OBJETIVO PLANTEADO A>
¿Qué dos fechas, y de qué países, menciona el documento como comparables al 12 de octubre?

DOCUMENTO>
********************

Hay fiesta del orgullo gay y del orgullo garrulo, que están bien para los que la disfrutan, pero lo del orgullo español es una calamidad en la que algunos sólo ven a la cabra de la legión, a la que acabarán prohibiendo como los toros, y una rémora franquista. O sea, que en vez de reivindicarla como una fecha feliz para festejar lo que nos une, la ridiculizan para escupir sobre lo que nos separa.

La izquierda de ahora, no la de antes de la república, que mitificaba a El Cid siguiendo a Alberti el dinamitero y mantenía la patria dentro de su eslogan, prefiere no molestar o más bien prefiere no molestarse en cambiar ese falso relato en el que España es la madrastra de Blancanieves y se refugia en la polisemia de Pedro Sánchez, ese juego infantil de inventar palabras. Nada existe hasta que no se nombra, pero este jefe socialista que de vez en cuando saca una gran bandera como complemento de vestuario cree que con sólo incorporar acepciones a su diccionario de bolsillo se resuelve el discurso, tan etéreo que nos traspasa, según he sabido esta semana gracias al Nobel, como un neutrino.

Por ese acobardamiento ante el independentismo feroz, el 12 de octubre , como sucede el 4 de julio en EE UU o el 14 del mismo mes en Francia, debería servir para convertirnos en una cívica e imaginaria cadena humana que celebre el antinihilismo, ya que el día siguiente amanece, que no es poco, y así sucesivamente hasta el futuro que tendremos que escribir con renglones derechos, torcidos y borrones sin cuenta nueva. Lo que es construir un país.

Que se tenga que hacer pedagogía con España es la demostración de un monumental fracaso del que todos somos culpables por desidia u omisión. Y se abrirá de nuevo el melón de la reforma constitucional, ese falso paraíso de donde brotarán hamburguesas y casas gratis a sabiendas de que vivimos un momento de analfabetismo político cuyo fin es añadir unas faltas de ortografía a una obra maestra. Si no hemos sido capaces de acordar un Estatuto de Autonomía, imagínense una Carta Magna bronca tal que del parlamento ucraniano.

********************

Registros de límites de elementos>
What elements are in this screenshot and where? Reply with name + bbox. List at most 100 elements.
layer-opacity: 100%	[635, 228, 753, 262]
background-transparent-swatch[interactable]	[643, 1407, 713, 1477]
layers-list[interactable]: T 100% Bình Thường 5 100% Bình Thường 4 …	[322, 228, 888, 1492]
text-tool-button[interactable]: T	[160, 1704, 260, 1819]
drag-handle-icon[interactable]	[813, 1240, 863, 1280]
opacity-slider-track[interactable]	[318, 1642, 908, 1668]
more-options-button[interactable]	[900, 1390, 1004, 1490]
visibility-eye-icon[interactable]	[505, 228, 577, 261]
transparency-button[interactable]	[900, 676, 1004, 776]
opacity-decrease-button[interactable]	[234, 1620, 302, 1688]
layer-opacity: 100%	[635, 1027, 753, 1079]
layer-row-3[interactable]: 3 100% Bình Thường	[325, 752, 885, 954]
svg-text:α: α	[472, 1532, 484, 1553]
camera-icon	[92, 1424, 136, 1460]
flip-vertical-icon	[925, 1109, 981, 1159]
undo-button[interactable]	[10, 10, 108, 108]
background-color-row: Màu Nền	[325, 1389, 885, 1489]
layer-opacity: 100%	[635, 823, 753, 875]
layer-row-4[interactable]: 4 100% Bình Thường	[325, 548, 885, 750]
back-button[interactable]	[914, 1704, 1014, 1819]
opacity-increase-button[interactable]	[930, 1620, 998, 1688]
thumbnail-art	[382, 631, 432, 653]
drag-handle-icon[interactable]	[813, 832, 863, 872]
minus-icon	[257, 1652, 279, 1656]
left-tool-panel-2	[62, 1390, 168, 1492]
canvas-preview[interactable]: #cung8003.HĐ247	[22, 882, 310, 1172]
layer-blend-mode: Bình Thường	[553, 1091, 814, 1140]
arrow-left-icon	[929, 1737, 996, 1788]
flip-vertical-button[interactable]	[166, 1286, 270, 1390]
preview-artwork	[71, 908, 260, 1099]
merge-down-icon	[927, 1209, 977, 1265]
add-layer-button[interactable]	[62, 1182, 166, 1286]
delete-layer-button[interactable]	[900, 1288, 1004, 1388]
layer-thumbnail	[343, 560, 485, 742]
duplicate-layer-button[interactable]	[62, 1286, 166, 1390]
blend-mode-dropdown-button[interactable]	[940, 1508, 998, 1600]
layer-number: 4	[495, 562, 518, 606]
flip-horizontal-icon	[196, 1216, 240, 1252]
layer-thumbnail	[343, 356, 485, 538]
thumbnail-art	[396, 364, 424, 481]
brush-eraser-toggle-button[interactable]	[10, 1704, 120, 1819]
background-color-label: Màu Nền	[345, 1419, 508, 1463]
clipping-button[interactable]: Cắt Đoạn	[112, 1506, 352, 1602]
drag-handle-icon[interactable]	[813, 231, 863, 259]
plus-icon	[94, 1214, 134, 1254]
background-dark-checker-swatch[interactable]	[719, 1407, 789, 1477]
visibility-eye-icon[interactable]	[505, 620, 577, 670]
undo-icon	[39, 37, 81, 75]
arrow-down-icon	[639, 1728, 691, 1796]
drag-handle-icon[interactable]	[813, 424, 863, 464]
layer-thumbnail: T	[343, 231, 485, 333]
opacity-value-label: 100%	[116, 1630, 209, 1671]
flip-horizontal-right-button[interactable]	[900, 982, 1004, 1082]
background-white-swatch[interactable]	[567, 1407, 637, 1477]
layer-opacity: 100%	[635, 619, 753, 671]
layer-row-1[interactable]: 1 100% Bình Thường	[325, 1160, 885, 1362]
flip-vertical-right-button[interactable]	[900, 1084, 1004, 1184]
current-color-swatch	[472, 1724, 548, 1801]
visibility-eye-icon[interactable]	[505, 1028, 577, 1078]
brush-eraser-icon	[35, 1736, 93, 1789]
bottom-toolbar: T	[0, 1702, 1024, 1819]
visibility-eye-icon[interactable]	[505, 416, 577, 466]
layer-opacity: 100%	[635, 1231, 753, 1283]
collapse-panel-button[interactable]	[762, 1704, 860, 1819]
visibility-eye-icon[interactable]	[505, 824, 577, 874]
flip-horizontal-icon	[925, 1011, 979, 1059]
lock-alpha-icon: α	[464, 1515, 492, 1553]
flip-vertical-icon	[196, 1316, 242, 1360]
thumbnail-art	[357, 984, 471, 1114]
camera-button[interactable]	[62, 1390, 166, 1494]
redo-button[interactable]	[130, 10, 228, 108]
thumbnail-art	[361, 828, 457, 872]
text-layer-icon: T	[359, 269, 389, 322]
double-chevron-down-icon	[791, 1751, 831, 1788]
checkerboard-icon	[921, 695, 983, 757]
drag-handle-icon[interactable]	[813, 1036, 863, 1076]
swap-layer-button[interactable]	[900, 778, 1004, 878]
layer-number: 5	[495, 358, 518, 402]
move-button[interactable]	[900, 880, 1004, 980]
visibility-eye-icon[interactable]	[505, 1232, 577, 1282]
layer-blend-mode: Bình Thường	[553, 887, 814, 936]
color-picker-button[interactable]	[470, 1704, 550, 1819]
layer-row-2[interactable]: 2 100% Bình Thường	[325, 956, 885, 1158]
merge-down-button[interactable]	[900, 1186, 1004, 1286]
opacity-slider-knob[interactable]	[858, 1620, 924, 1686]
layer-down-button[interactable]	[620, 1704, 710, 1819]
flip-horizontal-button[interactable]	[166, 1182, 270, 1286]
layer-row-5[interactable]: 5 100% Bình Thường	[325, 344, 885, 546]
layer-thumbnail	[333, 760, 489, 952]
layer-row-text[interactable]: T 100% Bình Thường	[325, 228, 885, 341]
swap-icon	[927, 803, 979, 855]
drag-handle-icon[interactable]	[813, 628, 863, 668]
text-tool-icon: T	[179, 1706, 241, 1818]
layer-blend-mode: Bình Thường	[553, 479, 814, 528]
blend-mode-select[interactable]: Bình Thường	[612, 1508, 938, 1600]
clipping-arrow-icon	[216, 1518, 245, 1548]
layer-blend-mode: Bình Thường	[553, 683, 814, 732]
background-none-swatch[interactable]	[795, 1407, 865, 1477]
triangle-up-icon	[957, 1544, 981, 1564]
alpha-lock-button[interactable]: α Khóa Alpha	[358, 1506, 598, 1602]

********************

OBJETIVO PLANTEADO B>
Averigua cuántas líneas de los registros contienen la cadena "drag". Responde solo con el número.

RESPUESTA CORRECTA A>
El 4 de julio en EE UU y el 14 de julio en Francia.

RESPUESTA CORRECTA B>
6